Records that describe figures
========================================================================

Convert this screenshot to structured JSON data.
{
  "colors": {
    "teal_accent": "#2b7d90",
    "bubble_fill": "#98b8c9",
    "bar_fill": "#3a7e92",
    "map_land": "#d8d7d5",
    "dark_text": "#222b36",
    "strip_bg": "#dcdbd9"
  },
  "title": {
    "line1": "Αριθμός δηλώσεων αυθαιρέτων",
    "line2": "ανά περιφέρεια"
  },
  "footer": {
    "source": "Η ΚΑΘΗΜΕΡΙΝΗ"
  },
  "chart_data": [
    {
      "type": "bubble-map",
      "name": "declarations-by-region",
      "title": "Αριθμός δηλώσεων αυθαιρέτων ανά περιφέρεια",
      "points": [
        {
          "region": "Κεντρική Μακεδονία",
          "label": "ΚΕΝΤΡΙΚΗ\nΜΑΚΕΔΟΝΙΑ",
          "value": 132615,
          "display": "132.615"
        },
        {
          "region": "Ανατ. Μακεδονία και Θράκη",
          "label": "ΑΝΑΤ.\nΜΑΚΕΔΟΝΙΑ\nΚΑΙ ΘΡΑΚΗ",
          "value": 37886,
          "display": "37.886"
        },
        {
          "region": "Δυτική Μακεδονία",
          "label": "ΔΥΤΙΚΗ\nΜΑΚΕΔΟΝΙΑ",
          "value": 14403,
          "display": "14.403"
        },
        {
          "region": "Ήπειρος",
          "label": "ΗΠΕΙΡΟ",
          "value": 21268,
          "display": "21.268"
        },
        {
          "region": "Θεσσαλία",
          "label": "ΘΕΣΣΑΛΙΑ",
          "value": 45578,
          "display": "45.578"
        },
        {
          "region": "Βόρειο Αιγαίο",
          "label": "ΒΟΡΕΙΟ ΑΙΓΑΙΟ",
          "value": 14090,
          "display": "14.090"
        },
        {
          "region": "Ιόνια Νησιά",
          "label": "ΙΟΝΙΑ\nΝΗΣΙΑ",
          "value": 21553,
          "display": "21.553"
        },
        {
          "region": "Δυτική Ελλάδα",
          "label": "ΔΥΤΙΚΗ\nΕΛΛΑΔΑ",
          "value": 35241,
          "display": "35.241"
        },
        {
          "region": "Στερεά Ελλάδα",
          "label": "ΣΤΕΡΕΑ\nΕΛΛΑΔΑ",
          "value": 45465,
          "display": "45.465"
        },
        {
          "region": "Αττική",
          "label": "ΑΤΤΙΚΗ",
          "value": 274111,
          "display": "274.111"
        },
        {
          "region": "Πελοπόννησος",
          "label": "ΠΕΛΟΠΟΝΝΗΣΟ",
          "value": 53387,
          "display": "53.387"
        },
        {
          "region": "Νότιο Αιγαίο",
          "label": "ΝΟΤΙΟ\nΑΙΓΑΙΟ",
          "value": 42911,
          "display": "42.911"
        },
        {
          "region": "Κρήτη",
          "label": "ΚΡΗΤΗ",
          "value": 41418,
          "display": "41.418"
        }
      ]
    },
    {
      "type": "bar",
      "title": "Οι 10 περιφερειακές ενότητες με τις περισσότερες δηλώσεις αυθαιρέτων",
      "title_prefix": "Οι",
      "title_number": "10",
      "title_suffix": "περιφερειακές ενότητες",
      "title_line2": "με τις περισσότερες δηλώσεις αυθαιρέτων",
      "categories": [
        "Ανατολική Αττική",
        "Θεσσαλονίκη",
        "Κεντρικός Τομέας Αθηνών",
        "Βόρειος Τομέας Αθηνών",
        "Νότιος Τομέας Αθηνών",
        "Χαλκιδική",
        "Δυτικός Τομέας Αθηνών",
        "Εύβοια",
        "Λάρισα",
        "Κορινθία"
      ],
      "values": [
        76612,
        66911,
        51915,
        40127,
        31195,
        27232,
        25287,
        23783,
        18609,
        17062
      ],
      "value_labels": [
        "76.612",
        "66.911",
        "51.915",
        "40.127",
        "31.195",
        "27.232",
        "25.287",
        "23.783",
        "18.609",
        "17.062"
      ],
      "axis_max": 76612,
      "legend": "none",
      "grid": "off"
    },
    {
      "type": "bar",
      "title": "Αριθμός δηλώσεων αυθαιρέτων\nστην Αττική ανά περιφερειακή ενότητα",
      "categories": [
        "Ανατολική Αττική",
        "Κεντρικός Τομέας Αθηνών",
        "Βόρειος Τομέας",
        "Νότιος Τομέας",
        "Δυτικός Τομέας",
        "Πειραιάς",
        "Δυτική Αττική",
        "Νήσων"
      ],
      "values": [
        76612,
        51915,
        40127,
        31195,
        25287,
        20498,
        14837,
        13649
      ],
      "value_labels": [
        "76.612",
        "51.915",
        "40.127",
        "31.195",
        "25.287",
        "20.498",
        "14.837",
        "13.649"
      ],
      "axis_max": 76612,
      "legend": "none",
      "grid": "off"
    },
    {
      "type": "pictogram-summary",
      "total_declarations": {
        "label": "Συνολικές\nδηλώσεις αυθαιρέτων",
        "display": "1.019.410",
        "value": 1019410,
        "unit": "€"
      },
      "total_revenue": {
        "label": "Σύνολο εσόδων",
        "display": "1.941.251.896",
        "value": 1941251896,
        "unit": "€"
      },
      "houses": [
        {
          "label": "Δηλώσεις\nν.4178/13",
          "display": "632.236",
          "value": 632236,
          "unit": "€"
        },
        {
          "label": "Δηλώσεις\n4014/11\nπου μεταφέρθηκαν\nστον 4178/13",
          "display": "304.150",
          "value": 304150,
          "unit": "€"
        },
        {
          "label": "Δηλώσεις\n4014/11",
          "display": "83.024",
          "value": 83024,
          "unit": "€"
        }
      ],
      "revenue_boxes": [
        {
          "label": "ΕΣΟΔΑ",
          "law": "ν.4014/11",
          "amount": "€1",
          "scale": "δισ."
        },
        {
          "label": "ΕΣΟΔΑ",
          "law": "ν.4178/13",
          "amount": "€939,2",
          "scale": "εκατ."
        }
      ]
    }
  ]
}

========================================================================

Requirements => Above are the records; retype every one exactly.

Exercise response =>
Convert this screenshot to structured JSON data.
{
  "colors": {
    "teal_accent": "#2b7d90",
    "bubble_fill": "#98b8c9",
    "bar_fill": "#3a7e92",
    "map_land": "#d8d7d5",
    "dark_text": "#222b36",
    "strip_bg": "#dcdbd9"
  },
  "title": {
    "line1": "Αριθμός δηλώσεων αυθαιρέτων",
    "line2": "ανά περιφέρεια"
  },
  "footer": {
    "source": "Η ΚΑΘΗΜΕΡΙΝΗ"
  },
  "chart_data": [
    {
      "type": "bubble-map",
      "name": "declarations-by-region",
      "title": "Αριθμός δηλώσεων αυθαιρέτων ανά περιφέρεια",
      "points": [
        {
          "region": "Κεντρική Μακεδονία",
          "label": "ΚΕΝΤΡΙΚΗ\nΜΑΚΕΔΟΝΙΑ",
          "value": 132615,
          "display": "132.615"
        },
        {
          "region": "Ανατ. Μακεδονία και Θράκη",
          "label": "ΑΝΑΤ.\nΜΑΚΕΔΟΝΙΑ\nΚΑΙ ΘΡΑΚΗ",
          "value": 37886,
          "display": "37.886"
        },
        {
          "region": "Δυτική Μακεδονία",
          "label": "ΔΥΤΙΚΗ\nΜΑΚΕΔΟΝΙΑ",
          "value": 14403,
          "display": "14.403"
        },
        {
          "region": "Ήπειρος",
          "label": "ΗΠΕΙΡΟ",
          "value": 21268,
          "display": "21.268"
        },
        {
          "region": "Θεσσαλία",
          "label": "ΘΕΣΣΑΛΙΑ",
          "value": 45578,
          "display": "45.578"
        },
        {
          "region": "Βόρειο Αιγαίο",
          "label": "ΒΟΡΕΙΟ ΑΙΓΑΙΟ",
          "value": 14090,
          "display": "14.090"
        },
        {
          "region": "Ιόνια Νησιά",
          "label": "ΙΟΝΙΑ\nΝΗΣΙΑ",
          "value": 21553,
          "display": "21.553"
        },
        {
          "region": "Δυτική Ελλάδα",
          "label": "ΔΥΤΙΚΗ\nΕΛΛΑΔΑ",
          "value": 35241,
          "display": "35.241"
        },
        {
          "region": "Στερεά Ελλάδα",
          "label": "ΣΤΕΡΕΑ\nΕΛΛΑΔΑ",
          "value": 45465,
          "display": "45.465"
        },
        {
          "region": "Αττική",
          "label": "ΑΤΤΙΚΗ",
          "value": 274111,
          "display": "274.111"
        },
        {
          "region": "Πελοπόννησος",
          "label": "ΠΕΛΟΠΟΝΝΗΣΟ",
          "value": 53387,
          "display": "53.387"
        },
        {
          "region": "Νότιο Αιγαίο",
          "label": "ΝΟΤΙΟ\nΑΙΓΑΙΟ",
          "value": 42911,
          "display": "42.911"
        },
        {
          "region": "Κρήτη",
          "label": "ΚΡΗΤΗ",
          "value": 41418,
          "display": "41.418"
        }
      ]
    },
    {
      "type": "bar",
      "title": "Οι 10 περιφερειακές ενότητες με τις περισσότερες δηλώσεις αυθαιρέτων",
      "title_prefix": "Οι",
      "title_number": "10",
      "title_suffix": "περιφερειακές ενότητες",
      "title_line2": "με τις περισσότερες δηλώσεις αυθαιρέτων",
      "categories": [
        "Ανατολική Αττική",
        "Θεσσαλονίκη",
        "Κεντρικός Τομέας Αθηνών",
        "Βόρειος Τομέας Αθηνών",
        "Νότιος Τομέας Αθηνών",
        "Χαλκιδική",
        "Δυτικός Τομέας Αθηνών",
        "Εύβοια",
        "Λάρισα",
        "Κορινθία"
      ],
      "values": [
        76612,
        66911,
        51915,
        40127,
        31195,
        27232,
        25287,
        23783,
        18609,
        17062
      ],
      "value_labels": [
        "76.612",
        "66.911",
        "51.915",
        "40.127",
        "31.195",
        "27.232",
        "25.287",
        "23.783",
        "18.609",
        "17.062"
      ],
      "axis_max": 76612,
      "legend": "none",
      "grid": "off"
    },
    {
      "type": "bar",
      "title": "Αριθμός δηλώσεων αυθαιρέτων\nστην Αττική ανά περιφερειακή ενότητα",
      "categories": [
        "Ανατολική Αττική",
        "Κεντρικός Τομέας Αθηνών",
        "Βόρειος Τομέας",
        "Νότιος Τομέας",
        "Δυτικός Τομέας",
        "Πειραιάς",
        "Δυτική Αττική",
        "Νήσων"
      ],
      "values": [
        76612,
        51915,
        40127,
        31195,
        25287,
        20498,
        14837,
        13649
      ],
      "value_labels": [
        "76.612",
        "51.915",
        "40.127",
        "31.195",
        "25.287",
        "20.498",
        "14.837",
        "13.649"
      ],
      "axis_max": 76612,
      "legend": "none",
      "grid": "off"
    },
    {
      "type": "pictogram-summary",
      "total_declarations": {
        "label": "Συνολικές\nδηλώσεις αυθαιρέτων",
        "display": "1.019.410",
        "value": 1019410,
        "unit": "€"
      },
      "total_revenue": {
        "label": "Σύνολο εσόδων",
        "display": "1.941.251.896",
        "value": 1941251896,
        "unit": "€"
      },
      "houses": [
        {
          "label": "Δηλώσεις\nν.4178/13",
          "display": "632.236",
          "value": 632236,
          "unit": "€"
        },
        {
          "label": "Δηλώσεις\n4014/11\nπου μεταφέρθηκαν\nστον 4178/13",
          "display": "304.150",
          "value": 304150,
          "unit": "€"
        },
        {
          "label": "Δηλώσεις\n4014/11",
          "display": "83.024",
          "value": 83024,
          "unit": "€"
        }
      ],
      "revenue_boxes": [
        {
          "label": "ΕΣΟΔΑ",
          "law": "ν.4014/11",
          "amount": "€1",
          "scale": "δισ."
        },
        {
          "label": "ΕΣΟΔΑ",
          "law": "ν.4178/13",
          "amount": "€939,2",
          "scale": "εκατ."
        }
      ]
    }
  ]
}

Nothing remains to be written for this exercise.